• Consignes:
a. Citez tous les pays nommés dans l'extrait de page.
b. Modifiez la partie des lignes qui s'ouvre sur la ligne contenant "Text: -JP¥151.000m /yr: -JP¥151.000m" et se ferme sur celle contenant "Annotate this image: element" en remplaçant "Free Cash Flow" par "Flux de trésorerie disponible", sans toucher au reste. Ne donnez que cette partie.

Tous ces facteurs font que cette sousrégion a été qualifiée par le Groupe d’experts intergouvernemental sur l’évolution du climat (GIEC) comme l’une des régions les plus sensibles au changement climatique. Un risque qui ne manquerait pas d’impacter les conditions de vie de ses populations (pertes de productivité, baisse des revenus agricoles, migrations, etc.). Les émissions de gaz à effet de serre, les modifications de la pluviométrie et des températures, les risques d’élévation du niveau de la mer (Égypte, Maroc, Mauritanie et Tunisie) et la recrudescence des épisodes climatiques extrêmes sont, aujourd’hui, autant de signes visibles et de défis à relever pour cette région.

La prise en compte de toutes ces questions à l’échelle de la sous-région est, à l’heure actuelle, insuffisante, mais demeure un défi majeur. Aussi, la durabilité des acquis en termes de croissance économique, d’accumulation du capital physique, d’amélioration du capital humain et de réduction des inégalités et de la pauvreté, dans le cadre d’une préservation sur la durée des équilibres macro-économiques devient une ardente obligation. Tous les pays de la région cherchent à mettre en oeuvre des stratégies et des politiques adaptées, conformément aux priorités nationales et aux dispositions des différents accords et instruments multilatéraux majeurs sur l’environnement auxquels ils ont adhéré. Un certain nombre de contraintes devront être levées pour infléchir les tendances actuelles et mettre la préservation de l’environnement et des ressources naturelles au service du développement durable de la sous-région. Les ODD sont très ambitieux : il faut se poser dès maintenant la question de leur mise en oeuvre. Les pays du Maghreb dans leur individualité, la région dans sa globalité, sont face à un nouveau challenge. Plusieurs questions restent encore en suspens. La réussite du pari est conditionnée par la maîtrise de sept défis importants.

Sept défis pour relever le challenge

Le premier défi consiste en l’appropriation et la mise en cohérence des Objectifs de développement avec les priorités nationales, l’intégration harmonieuse des objectifs de développement durable dans les plans stratégiques sectoriels en sont la clé. C’est ce à quoi se sont attelés les Plans de développement de la Tunisie, de l’Algérie, de la Mauritanie et les plans sectoriels au Maroc.

Le second défi est la maîtrise de la coordination des politiques publiques. Pour mettre en oeuvre les ODD de manière efficace et respecter l’Agenda 2030, il faut sortir de la logique de la croissance quantitative et opter pour une approche multidimensionnelle et de convergence des agendas sectoriels. Cela passe par trois approches, qui supposent une appropriation des ODD à tous les niveaux : une approche territoriale et multidimensionnelle ; une approche multi-acteurs ; une approche processus. Les ODD entraînent non seulement un véritable changement de paradigme, mais aussi un vrai changement d’échelle, à travers notamment l’aspect multidimensionnel et les partenariats multi-acteurs.

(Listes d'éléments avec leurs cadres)
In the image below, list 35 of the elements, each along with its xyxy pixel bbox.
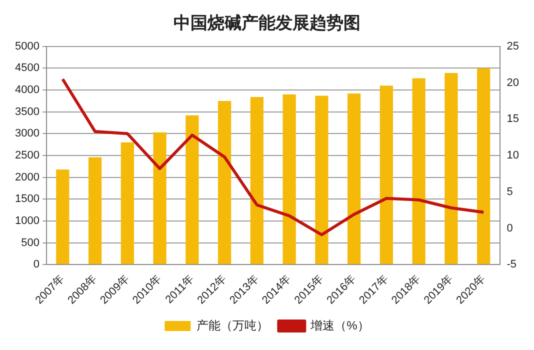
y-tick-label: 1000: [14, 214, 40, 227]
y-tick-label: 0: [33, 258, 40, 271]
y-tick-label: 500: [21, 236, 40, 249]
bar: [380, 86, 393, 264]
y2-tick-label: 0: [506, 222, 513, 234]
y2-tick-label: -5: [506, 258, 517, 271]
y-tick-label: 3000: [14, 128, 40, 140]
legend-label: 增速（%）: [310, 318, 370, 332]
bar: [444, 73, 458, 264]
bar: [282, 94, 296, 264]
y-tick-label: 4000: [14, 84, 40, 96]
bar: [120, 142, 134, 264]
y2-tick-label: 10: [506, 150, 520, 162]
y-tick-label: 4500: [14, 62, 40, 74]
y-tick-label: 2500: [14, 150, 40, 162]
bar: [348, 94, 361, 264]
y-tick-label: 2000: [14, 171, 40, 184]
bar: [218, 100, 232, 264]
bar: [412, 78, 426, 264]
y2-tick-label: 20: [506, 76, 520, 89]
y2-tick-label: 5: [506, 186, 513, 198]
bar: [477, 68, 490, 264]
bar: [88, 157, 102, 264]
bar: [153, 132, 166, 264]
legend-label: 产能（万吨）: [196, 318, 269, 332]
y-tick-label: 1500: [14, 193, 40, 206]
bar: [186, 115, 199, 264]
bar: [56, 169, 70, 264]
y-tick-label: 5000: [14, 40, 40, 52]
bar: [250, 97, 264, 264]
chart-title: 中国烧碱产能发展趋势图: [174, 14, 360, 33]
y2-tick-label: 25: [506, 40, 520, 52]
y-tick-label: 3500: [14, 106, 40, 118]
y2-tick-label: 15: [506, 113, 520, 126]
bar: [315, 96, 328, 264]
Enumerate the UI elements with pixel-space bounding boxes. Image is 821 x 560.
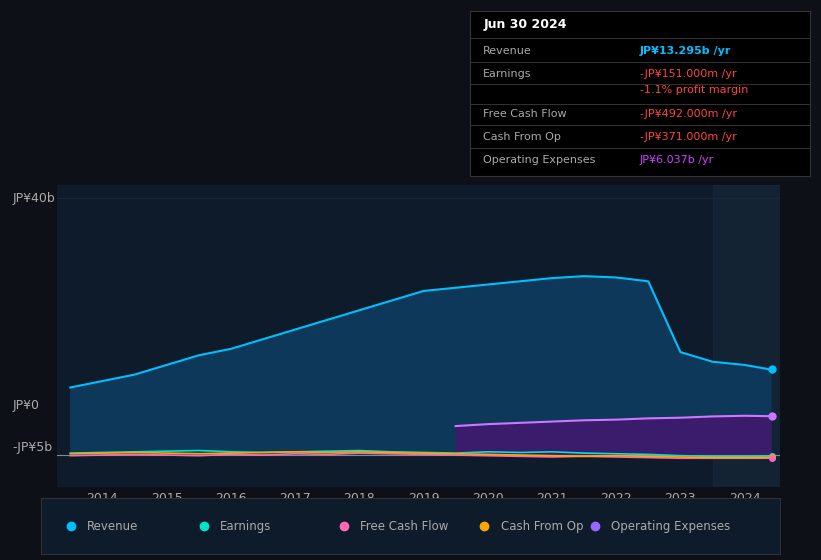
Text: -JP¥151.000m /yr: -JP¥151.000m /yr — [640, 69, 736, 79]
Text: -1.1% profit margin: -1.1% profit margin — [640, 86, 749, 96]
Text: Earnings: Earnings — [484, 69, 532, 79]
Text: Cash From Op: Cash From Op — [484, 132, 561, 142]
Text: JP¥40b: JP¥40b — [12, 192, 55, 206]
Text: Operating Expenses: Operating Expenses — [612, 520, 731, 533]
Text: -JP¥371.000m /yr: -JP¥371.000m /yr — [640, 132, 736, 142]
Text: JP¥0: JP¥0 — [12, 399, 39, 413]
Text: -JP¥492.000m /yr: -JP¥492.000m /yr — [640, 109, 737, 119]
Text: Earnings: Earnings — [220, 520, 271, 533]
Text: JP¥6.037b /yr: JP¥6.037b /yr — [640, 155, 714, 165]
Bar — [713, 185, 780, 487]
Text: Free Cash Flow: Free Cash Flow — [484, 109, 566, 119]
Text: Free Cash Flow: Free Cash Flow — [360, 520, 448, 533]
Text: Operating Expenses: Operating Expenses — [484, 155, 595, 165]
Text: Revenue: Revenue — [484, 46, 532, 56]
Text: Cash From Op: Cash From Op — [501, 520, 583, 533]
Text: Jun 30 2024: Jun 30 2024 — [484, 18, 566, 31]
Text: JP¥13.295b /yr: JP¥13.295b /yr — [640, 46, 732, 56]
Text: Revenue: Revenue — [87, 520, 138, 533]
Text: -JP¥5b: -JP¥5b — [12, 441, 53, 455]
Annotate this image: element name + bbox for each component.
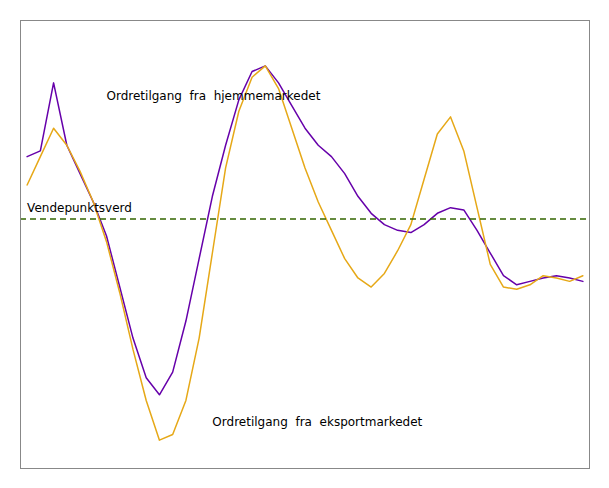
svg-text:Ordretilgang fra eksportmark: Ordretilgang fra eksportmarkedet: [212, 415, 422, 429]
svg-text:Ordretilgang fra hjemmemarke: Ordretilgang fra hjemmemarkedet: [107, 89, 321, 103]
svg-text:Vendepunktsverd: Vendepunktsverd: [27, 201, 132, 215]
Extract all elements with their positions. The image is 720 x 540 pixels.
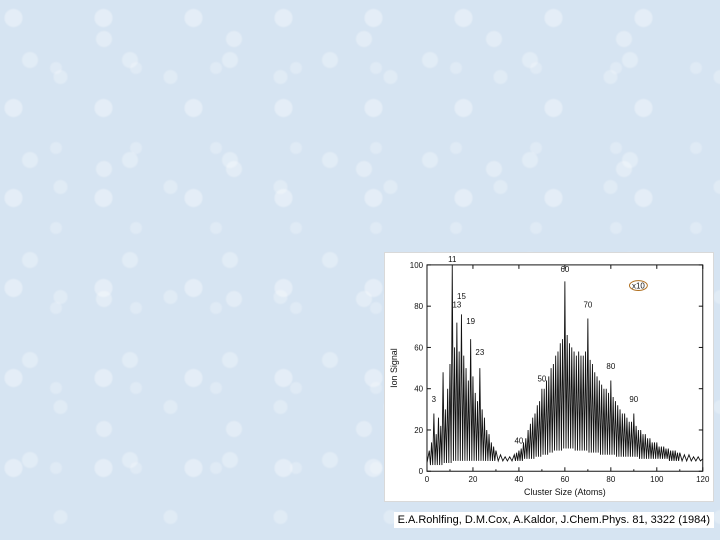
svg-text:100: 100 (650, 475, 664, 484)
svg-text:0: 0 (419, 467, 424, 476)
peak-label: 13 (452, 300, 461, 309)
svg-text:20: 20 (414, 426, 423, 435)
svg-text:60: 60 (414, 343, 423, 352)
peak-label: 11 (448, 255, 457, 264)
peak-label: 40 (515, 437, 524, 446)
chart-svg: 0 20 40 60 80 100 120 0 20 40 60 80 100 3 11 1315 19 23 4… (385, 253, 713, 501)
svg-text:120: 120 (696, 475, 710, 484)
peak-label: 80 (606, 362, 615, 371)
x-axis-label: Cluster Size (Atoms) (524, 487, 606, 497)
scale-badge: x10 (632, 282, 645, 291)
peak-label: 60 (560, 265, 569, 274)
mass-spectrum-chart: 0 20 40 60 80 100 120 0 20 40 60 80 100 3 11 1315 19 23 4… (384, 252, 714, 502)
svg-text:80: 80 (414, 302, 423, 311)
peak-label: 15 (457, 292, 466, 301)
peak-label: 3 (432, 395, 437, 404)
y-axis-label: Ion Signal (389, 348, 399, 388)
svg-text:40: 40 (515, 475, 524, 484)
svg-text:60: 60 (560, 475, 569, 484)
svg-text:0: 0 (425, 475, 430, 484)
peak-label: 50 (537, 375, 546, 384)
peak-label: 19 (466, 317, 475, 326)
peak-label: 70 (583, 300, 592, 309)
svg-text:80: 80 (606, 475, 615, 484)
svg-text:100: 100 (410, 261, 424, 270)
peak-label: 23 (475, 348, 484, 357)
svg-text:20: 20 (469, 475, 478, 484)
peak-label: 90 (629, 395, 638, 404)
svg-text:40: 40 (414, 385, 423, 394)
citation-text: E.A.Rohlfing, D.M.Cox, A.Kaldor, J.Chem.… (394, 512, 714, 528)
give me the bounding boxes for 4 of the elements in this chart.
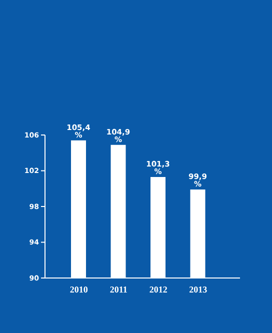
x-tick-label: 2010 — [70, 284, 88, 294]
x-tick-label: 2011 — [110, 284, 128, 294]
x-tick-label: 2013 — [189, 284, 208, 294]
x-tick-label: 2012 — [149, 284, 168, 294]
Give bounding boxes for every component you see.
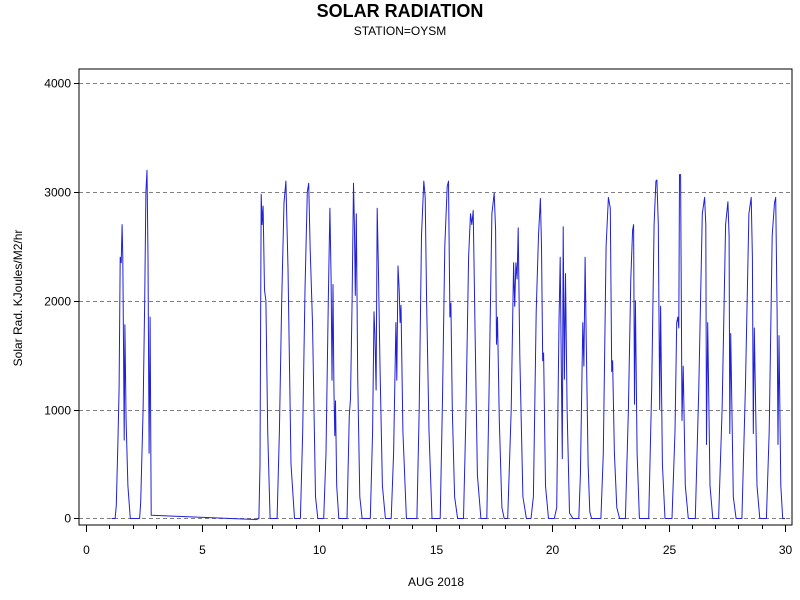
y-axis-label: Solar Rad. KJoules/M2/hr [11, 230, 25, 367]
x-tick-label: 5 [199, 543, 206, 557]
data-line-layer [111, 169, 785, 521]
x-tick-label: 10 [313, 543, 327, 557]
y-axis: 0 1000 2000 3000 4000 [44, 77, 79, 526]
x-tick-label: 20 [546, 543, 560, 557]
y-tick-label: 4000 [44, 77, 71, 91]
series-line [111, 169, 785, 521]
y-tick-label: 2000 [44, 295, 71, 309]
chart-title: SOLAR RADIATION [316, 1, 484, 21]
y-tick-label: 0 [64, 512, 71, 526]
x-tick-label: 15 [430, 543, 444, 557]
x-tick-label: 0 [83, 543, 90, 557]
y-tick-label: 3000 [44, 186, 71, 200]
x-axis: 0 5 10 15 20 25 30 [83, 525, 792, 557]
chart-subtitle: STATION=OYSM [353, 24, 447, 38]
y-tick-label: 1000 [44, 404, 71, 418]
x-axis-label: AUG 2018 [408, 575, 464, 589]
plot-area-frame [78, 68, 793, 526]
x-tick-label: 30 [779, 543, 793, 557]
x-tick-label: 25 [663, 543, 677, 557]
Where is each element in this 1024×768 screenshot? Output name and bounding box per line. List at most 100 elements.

• Réponses:
a. Égypte, Maroc, Mauritanie, Tunisie, Algérie

b.
Text: -JP¥151.000m /yr: -JP¥151.000m /yr — [640, 69, 736, 79]
Text: -1.1% profit margin: -1.1% profit margin — [640, 86, 749, 96]
Text: Earnings: Earnings — [484, 69, 532, 79]
Text: Cash From Op: Cash From Op — [484, 132, 561, 142]
Text: JP¥40b: JP¥40b — [12, 192, 55, 206]
Text: Operating Expenses: Operating Expenses — [612, 520, 731, 533]
Text: -JP¥371.000m /yr: -JP¥371.000m /yr — [640, 132, 736, 142]
Text: JP¥0: JP¥0 — [12, 399, 39, 413]
Text: -JP¥492.000m /yr: -JP¥492.000m /yr — [640, 109, 737, 119]
Text: Earnings: Earnings — [220, 520, 271, 533]
Text: JP¥6.037b /yr: JP¥6.037b /yr — [640, 155, 714, 165]
Bar — [713, 185, 780, 487]
Text: Flux de trésorerie disponible: Flux de trésorerie disponible — [484, 109, 566, 119]
Text: Flux de trésorerie disponible: Flux de trésorerie disponible — [360, 520, 448, 533]
Text: Operating Expenses: Operating Expenses — [484, 155, 595, 165]
Text: Revenue: Revenue — [484, 46, 532, 56]
Text: Cash From Op: Cash From Op — [501, 520, 583, 533]
Text: Jun 30 2024: Jun 30 2024 — [484, 18, 566, 31]
Text: JP¥13.295b /yr: JP¥13.295b /yr — [640, 46, 732, 56]
Text: Revenue: Revenue — [87, 520, 138, 533]
Text: -JP¥5b: -JP¥5b — [12, 441, 53, 455]
Annotate this image: element name + bbox for each component.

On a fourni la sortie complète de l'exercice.